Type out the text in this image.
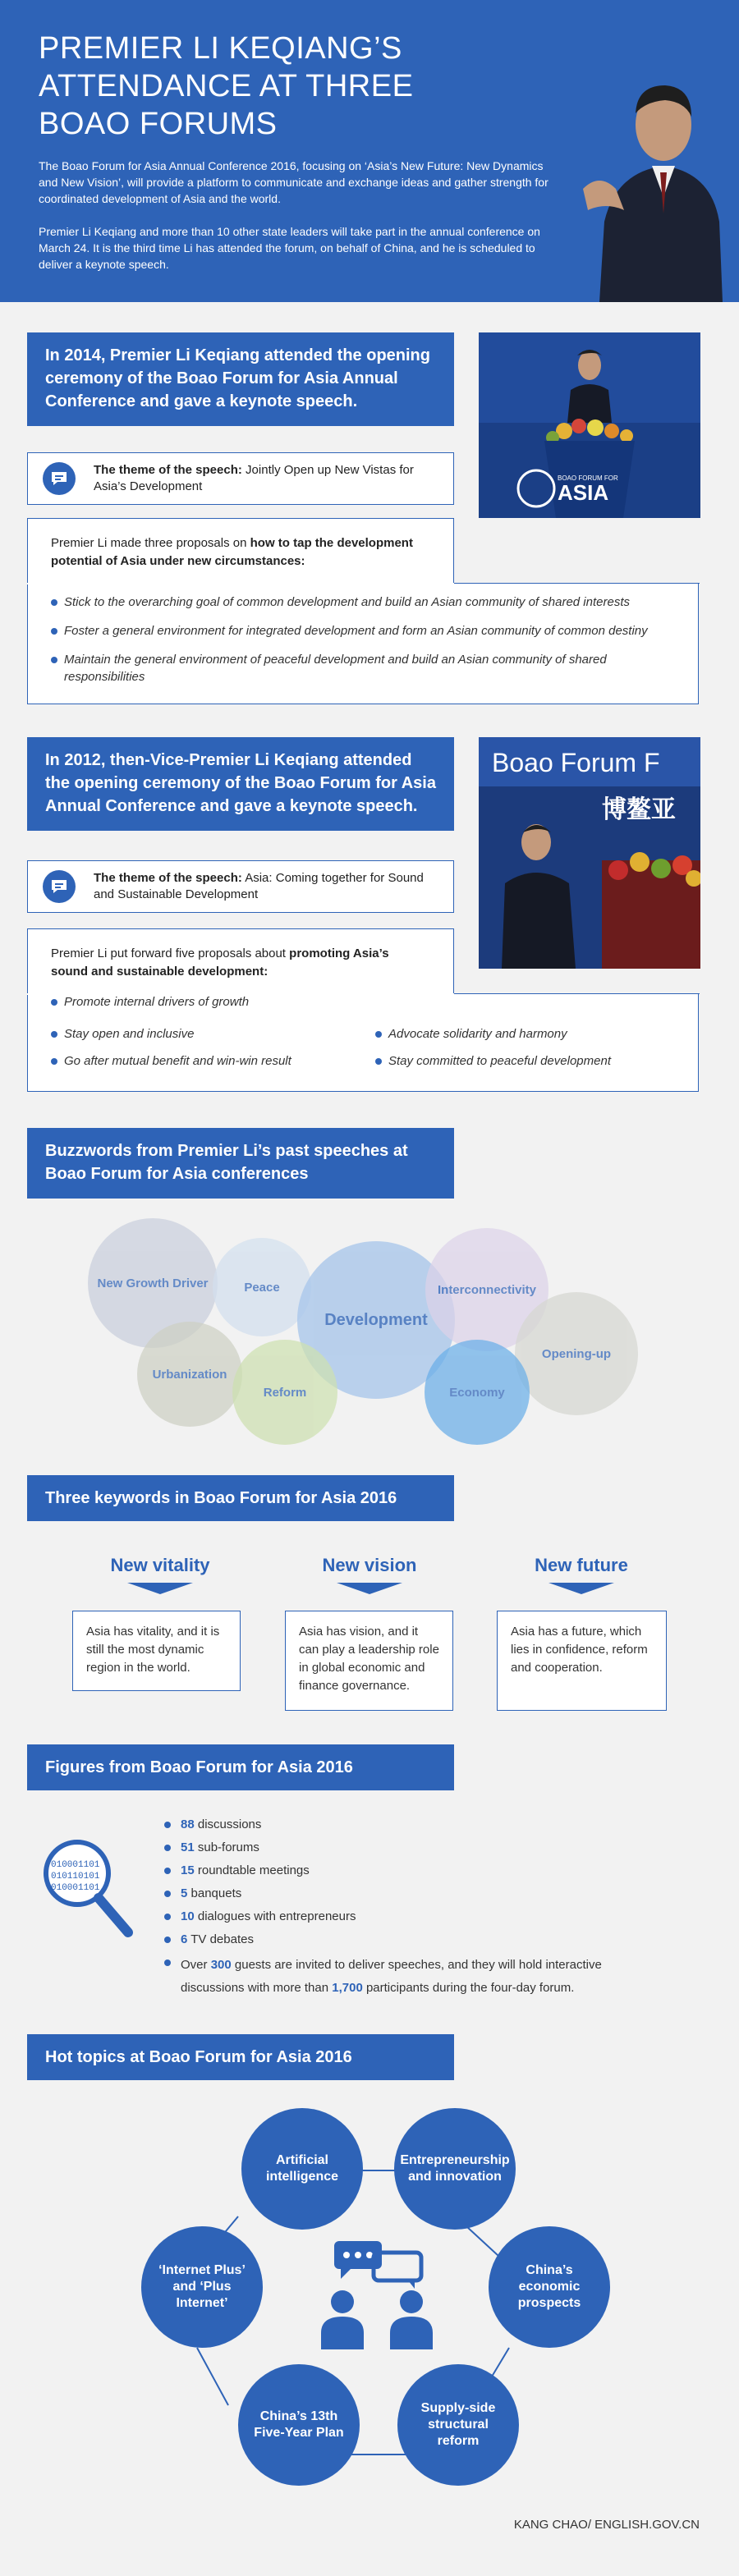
PREMIER LI KEQIANG’S ATTENDANCE AT THREE BOAO FORUMS

The Boao Forum for Asia Annual Conference 2016, focusing on ‘Asia’s New Future: New Dynamics and New Vision’, will provide a platform to communicate and exchange ideas and gather strength for coordinated development of Asia and the world.

Premier Li Keqiang and more than 10 other state leaders will take part in the annual conference on March 24. It is the third time Li has attended the forum, on behalf of China, and he is scheduled to deliver a keynote speech.

In 2014, Premier Li Keqiang attended the opening ceremony of the Boao Forum for Asia Annual Conference and gave a keynote speech.
BOAO FORUM FOR
ASIA
The theme of the speech: Jointly Open up New Vistas for Asia’s Development
Premier Li made three proposals on how to tap the development potential of Asia under new circumstances:
Stick to the overarching goal of common development and build an Asian community of shared interests
Foster a general environment for integrated development and form an Asian community of common destiny
Maintain the general environment of peaceful development and build an Asian community of shared responsibilities
In 2012, then-Vice-Premier Li Keqiang attended the opening ceremony of the Boao Forum for Asia Annual Conference and gave a keynote speech.
Boao Forum F
博鳌亚
The theme of the speech: Asia: Coming together for Sound and Sustainable Development
Premier Li put forward five proposals about promoting Asia’s sound and sustainable development:
Promote internal drivers of growth
Stay open and inclusive	Advocate solidarity and harmony
Go after mutual benefit and win-win result	Stay committed to peaceful development
Buzzwords from Premier Li’s past speeches at Boao Forum for Asia conferences
New Growth Driver	Peace
Development
Interconnectivity
Opening-up
Urbanization
Reform	Economy
Three keywords in Boao Forum for Asia 2016
New vitality
Asia has vitality, and it is still the most dynamic region in the world.
New vision
Asia has vision, and it can play a leadership role in global economic and finance governance.
New future
Asia has a future, which lies in confidence, reform and cooperation.
Figures from Boao Forum for Asia 2016
010001101
010110101
010001101
88 discussions
51 sub-forums
15 roundtable meetings
5 banquets
10 dialogues with entrepreneurs
6 TV debates
Over 300 guests are invited to deliver speeches, and they will hold interactive discussions with more than 1,700 participants during the four-day forum.
Hot topics at Boao Forum for Asia 2016
Artificial intelligence
Entrepreneurship and innovation
‘Internet Plus’ and ‘Plus Internet’
China’s economic prospects
China’s 13th Five-Year Plan
Supply-side structural reform
KANG CHAO/ ENGLISH.GOV.CN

----

Your instructions: Retype each line of the listing above word for word. Exclude the pictures.

Written solution:
Type out the text in this image.
PREMIER LI KEQIANG’S ATTENDANCE AT THREE BOAO FORUMS

The Boao Forum for Asia Annual Conference 2016, focusing on ‘Asia’s New Future: New Dynamics and New Vision’, will provide a platform to communicate and exchange ideas and gather strength for coordinated development of Asia and the world.

Premier Li Keqiang and more than 10 other state leaders will take part in the annual conference on March 24. It is the third time Li has attended the forum, on behalf of China, and he is scheduled to deliver a keynote speech.

In 2014, Premier Li Keqiang attended the opening ceremony of the Boao Forum for Asia Annual Conference and gave a keynote speech.
BOAO FORUM FOR
ASIA
The theme of the speech: Jointly Open up New Vistas for Asia’s Development
Premier Li made three proposals on how to tap the development potential of Asia under new circumstances:
Stick to the overarching goal of common development and build an Asian community of shared interests
Foster a general environment for integrated development and form an Asian community of common destiny
Maintain the general environment of peaceful development and build an Asian community of shared responsibilities
In 2012, then-Vice-Premier Li Keqiang attended the opening ceremony of the Boao Forum for Asia Annual Conference and gave a keynote speech.
Boao Forum F
博鳌亚
The theme of the speech: Asia: Coming together for Sound and Sustainable Development
Premier Li put forward five proposals about promoting Asia’s sound and sustainable development:
Promote internal drivers of growth
Stay open and inclusive	Advocate solidarity and harmony
Go after mutual benefit and win-win result	Stay committed to peaceful development
Buzzwords from Premier Li’s past speeches at Boao Forum for Asia conferences
New Growth Driver	Peace
Development
Interconnectivity
Opening-up
Urbanization
Reform	Economy
Three keywords in Boao Forum for Asia 2016
New vitality
Asia has vitality, and it is still the most dynamic region in the world.
New vision
Asia has vision, and it can play a leadership role in global economic and finance governance.
New future
Asia has a future, which lies in confidence, reform and cooperation.
Figures from Boao Forum for Asia 2016
010001101
010110101
010001101
88 discussions
51 sub-forums
15 roundtable meetings
5 banquets
10 dialogues with entrepreneurs
6 TV debates
Over 300 guests are invited to deliver speeches, and they will hold interactive discussions with more than 1,700 participants during the four-day forum.
Hot topics at Boao Forum for Asia 2016
Artificial intelligence
Entrepreneurship and innovation
‘Internet Plus’ and ‘Plus Internet’
China’s economic prospects
China’s 13th Five-Year Plan
Supply-side structural reform
KANG CHAO/ ENGLISH.GOV.CN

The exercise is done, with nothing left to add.